**** Given information
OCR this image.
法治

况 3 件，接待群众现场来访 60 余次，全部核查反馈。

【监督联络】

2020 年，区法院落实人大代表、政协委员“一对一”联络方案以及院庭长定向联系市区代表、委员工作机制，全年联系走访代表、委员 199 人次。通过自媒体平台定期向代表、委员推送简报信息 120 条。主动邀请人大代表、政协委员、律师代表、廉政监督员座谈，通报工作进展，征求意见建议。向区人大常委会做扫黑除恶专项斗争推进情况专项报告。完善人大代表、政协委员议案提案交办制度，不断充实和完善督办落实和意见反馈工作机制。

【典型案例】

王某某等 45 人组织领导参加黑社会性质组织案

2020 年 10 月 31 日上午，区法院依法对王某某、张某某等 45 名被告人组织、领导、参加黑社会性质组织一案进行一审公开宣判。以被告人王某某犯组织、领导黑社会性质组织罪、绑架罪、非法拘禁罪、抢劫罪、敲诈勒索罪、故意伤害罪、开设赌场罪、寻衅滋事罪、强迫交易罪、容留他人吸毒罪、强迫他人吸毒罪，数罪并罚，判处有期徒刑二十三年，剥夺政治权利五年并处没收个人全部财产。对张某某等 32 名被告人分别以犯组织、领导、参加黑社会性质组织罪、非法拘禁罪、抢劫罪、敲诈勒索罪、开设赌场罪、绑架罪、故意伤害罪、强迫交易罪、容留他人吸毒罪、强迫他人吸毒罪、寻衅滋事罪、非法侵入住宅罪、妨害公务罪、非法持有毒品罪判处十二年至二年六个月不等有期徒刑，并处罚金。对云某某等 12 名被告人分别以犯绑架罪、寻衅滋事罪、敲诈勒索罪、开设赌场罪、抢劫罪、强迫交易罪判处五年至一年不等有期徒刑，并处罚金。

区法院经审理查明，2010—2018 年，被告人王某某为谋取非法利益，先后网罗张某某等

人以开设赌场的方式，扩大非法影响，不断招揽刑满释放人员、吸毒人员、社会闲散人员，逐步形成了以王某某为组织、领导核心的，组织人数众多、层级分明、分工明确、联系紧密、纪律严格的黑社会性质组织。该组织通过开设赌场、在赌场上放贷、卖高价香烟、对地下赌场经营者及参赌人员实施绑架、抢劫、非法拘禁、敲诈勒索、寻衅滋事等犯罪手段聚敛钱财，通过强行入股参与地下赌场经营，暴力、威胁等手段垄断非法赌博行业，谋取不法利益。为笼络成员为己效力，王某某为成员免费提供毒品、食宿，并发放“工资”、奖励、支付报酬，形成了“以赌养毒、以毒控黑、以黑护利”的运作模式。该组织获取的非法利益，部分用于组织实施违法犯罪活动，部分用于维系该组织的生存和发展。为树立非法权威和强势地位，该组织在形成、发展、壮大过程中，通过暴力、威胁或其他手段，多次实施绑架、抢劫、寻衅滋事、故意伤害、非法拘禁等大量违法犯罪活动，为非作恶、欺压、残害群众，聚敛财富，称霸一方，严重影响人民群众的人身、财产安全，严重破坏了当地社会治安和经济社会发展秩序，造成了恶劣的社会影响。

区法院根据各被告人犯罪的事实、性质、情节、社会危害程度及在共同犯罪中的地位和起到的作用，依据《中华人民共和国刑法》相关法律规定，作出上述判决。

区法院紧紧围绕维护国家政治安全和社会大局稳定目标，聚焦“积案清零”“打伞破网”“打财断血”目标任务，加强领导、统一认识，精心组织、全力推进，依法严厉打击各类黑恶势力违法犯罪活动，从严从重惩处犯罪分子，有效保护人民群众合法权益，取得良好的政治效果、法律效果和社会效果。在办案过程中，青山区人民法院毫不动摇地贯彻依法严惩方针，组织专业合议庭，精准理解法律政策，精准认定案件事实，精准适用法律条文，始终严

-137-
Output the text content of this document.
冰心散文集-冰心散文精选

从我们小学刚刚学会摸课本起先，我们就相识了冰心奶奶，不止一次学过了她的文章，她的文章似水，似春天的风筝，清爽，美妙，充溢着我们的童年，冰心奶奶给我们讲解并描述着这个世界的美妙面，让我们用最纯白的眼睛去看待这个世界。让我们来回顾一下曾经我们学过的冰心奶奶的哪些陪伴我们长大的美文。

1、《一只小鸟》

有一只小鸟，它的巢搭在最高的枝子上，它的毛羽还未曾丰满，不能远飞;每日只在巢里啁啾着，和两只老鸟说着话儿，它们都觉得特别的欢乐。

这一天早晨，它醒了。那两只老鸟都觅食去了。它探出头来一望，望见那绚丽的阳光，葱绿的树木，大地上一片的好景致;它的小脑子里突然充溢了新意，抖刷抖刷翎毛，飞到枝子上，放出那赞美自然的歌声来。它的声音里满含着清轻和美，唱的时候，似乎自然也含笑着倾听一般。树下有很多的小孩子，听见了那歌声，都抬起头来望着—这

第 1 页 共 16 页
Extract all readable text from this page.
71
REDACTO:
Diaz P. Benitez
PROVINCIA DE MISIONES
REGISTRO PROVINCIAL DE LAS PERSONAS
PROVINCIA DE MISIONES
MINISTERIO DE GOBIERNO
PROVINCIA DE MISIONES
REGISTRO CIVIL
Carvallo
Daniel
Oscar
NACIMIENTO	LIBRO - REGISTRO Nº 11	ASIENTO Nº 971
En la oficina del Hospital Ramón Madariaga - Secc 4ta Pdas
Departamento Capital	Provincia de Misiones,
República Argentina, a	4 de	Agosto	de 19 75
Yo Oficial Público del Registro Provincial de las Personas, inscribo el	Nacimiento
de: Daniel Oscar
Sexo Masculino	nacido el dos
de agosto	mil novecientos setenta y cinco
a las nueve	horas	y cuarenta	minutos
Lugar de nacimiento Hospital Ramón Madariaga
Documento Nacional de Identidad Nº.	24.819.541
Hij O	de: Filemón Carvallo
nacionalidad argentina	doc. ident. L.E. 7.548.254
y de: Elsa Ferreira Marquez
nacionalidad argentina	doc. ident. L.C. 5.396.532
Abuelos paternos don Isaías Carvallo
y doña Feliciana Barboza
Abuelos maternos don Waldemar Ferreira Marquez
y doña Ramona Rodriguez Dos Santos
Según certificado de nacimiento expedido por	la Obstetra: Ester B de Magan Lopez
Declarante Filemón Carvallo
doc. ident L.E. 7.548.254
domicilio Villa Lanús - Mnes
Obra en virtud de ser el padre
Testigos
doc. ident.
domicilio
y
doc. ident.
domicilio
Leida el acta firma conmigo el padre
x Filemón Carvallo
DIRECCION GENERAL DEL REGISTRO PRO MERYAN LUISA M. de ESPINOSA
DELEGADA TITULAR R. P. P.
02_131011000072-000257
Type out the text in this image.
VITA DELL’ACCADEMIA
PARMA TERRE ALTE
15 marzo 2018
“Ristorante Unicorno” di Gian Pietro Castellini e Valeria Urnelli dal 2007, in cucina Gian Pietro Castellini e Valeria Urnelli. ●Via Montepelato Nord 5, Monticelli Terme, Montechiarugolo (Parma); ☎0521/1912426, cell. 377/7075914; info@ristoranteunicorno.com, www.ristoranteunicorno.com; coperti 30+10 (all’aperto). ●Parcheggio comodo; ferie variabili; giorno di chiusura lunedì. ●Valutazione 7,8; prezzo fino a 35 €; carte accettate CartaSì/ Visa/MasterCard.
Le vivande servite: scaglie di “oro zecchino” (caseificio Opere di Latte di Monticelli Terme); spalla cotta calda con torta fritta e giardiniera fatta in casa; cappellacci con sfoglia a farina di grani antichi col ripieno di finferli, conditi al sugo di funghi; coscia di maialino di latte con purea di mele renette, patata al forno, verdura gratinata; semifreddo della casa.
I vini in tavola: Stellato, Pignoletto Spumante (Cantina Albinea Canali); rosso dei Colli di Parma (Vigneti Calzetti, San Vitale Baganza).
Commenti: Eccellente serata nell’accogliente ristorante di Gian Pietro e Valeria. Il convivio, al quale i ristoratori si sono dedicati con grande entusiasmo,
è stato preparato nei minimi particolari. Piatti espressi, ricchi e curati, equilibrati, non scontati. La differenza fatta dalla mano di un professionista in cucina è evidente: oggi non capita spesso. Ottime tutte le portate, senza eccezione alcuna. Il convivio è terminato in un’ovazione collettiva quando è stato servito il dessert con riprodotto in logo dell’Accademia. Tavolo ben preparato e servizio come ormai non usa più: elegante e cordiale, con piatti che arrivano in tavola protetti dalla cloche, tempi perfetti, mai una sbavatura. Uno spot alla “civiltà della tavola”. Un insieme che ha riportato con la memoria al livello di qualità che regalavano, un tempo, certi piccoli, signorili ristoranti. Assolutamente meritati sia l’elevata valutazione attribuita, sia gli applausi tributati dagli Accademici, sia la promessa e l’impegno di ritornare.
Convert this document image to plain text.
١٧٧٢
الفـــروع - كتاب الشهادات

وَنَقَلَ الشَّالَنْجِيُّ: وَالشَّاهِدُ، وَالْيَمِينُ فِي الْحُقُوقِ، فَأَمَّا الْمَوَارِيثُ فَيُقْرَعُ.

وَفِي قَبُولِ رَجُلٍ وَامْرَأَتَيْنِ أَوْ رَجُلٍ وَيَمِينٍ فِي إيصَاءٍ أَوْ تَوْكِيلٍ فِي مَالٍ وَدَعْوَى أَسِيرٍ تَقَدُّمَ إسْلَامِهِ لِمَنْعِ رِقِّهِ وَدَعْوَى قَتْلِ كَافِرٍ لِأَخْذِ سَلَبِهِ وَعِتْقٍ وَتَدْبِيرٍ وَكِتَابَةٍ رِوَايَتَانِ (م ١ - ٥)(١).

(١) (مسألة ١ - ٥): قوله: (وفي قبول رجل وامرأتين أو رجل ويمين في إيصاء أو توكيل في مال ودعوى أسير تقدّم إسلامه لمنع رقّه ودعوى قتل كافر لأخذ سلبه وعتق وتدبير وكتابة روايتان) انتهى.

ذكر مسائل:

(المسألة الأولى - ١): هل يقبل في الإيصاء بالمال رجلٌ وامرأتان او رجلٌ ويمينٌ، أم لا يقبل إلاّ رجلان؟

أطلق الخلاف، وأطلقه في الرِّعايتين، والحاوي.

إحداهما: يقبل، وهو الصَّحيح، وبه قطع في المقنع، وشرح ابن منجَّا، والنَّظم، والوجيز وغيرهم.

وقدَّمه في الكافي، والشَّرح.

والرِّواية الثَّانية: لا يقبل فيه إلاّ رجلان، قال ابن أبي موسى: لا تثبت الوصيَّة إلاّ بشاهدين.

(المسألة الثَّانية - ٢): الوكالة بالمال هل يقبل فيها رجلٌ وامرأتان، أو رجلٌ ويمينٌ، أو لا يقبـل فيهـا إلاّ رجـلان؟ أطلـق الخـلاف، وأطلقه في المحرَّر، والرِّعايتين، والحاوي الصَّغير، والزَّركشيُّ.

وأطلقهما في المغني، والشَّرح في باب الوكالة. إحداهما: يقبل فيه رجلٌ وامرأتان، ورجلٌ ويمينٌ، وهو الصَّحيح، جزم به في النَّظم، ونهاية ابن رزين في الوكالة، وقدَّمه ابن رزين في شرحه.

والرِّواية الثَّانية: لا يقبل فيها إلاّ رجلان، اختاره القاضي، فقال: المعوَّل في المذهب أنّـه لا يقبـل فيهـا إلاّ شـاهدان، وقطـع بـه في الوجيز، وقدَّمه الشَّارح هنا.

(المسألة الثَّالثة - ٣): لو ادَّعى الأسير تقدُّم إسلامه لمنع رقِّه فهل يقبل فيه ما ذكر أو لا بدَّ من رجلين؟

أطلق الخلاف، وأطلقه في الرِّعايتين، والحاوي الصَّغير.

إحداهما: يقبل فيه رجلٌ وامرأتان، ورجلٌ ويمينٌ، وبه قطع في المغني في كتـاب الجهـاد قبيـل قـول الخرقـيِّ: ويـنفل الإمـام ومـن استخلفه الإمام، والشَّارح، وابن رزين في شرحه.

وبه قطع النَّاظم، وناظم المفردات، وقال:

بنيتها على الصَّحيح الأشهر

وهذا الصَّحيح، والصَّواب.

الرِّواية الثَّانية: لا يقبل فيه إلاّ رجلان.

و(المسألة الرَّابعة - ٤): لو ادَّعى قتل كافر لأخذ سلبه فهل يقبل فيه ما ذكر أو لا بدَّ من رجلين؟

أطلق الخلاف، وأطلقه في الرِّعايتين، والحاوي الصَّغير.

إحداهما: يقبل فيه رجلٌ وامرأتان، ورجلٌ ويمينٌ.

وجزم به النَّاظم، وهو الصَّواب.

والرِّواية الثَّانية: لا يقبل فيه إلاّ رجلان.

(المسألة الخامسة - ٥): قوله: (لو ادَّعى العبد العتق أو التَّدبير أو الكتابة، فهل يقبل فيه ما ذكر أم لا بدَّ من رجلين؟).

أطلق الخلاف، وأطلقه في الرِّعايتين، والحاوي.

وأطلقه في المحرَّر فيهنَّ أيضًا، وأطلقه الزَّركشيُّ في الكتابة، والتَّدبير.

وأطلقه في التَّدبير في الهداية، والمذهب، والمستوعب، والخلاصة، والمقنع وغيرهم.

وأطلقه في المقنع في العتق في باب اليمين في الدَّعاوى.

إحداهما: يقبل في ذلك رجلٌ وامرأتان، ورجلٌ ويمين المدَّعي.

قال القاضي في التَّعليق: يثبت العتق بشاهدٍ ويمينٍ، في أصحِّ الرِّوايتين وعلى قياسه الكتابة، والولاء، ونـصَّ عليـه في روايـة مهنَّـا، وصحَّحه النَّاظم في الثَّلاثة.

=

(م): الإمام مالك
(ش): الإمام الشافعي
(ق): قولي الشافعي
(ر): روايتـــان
********
• Problem description
Go through the data above and find the lines with the word "Hospital". Copy each of those lines.

• Result of this task
En la oficina del Hospital Ramón Madariaga - Secc 4ta Pdas
Lugar de nacimiento Hospital Ramón Madariaga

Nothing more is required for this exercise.